-- Start --

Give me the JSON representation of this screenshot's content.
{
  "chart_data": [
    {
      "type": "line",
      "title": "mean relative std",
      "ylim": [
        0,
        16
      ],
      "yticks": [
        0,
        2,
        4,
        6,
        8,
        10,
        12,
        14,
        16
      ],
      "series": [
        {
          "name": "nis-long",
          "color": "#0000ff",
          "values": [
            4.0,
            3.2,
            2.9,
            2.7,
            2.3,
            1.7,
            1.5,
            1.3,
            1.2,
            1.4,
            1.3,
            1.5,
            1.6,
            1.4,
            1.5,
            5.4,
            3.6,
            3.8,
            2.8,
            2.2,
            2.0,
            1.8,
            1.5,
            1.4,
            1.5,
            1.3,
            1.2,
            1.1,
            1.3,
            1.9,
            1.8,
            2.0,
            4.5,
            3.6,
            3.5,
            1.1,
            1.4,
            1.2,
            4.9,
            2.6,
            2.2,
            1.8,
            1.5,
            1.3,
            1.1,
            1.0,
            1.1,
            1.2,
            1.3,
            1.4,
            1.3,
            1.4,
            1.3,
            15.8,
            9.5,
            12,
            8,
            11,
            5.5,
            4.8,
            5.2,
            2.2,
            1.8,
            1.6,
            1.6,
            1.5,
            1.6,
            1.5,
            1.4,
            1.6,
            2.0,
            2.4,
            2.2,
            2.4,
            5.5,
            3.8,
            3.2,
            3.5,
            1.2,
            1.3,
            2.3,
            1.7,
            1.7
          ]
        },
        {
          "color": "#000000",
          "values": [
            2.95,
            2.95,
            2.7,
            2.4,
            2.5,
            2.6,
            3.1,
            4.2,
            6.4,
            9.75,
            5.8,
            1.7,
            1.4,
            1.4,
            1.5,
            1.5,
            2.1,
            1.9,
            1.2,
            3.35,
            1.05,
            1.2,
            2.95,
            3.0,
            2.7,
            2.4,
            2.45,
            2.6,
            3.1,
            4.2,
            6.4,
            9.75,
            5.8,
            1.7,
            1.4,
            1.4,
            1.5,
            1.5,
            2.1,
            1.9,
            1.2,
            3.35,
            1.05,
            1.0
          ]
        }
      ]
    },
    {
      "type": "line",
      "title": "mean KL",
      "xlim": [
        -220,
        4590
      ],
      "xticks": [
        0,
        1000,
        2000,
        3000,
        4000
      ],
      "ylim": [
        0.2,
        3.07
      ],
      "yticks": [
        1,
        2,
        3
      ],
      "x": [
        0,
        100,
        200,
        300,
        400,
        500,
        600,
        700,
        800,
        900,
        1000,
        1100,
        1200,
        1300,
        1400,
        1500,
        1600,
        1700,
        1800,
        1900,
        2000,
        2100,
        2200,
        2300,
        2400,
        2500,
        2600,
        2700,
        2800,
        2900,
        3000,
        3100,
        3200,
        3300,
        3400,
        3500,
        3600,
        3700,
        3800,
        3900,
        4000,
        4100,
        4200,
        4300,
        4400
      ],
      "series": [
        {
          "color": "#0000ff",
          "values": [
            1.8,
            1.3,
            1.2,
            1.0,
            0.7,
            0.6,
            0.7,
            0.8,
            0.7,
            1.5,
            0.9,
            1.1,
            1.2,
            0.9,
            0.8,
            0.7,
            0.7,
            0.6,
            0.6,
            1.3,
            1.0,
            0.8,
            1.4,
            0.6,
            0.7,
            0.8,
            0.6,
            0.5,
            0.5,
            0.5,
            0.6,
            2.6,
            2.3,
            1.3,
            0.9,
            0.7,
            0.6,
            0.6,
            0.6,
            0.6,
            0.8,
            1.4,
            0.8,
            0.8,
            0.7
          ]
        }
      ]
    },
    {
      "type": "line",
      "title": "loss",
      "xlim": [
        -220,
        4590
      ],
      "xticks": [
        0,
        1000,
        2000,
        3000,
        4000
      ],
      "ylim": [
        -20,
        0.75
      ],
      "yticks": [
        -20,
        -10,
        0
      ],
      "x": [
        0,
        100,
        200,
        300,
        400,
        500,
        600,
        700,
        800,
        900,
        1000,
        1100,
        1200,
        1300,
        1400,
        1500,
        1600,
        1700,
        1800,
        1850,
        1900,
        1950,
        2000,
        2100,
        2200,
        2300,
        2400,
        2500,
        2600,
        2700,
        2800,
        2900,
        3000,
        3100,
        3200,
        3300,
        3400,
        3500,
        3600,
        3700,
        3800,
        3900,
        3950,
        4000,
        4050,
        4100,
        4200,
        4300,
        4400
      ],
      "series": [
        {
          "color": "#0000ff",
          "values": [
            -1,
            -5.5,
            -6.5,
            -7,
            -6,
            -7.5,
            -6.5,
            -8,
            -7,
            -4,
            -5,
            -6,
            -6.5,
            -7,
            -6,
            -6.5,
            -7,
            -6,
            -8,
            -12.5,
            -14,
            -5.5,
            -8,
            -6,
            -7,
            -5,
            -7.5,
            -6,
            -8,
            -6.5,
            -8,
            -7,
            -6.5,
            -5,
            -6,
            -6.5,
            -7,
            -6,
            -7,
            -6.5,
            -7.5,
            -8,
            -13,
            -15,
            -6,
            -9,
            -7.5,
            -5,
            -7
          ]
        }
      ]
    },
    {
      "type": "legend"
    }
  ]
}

-- End --

Problem requirements: Wherever the word "mean" occurs in a line of the listing, copy that line.

Answer to the exercise:
      "title": "mean relative std",
      "title": "mean KL",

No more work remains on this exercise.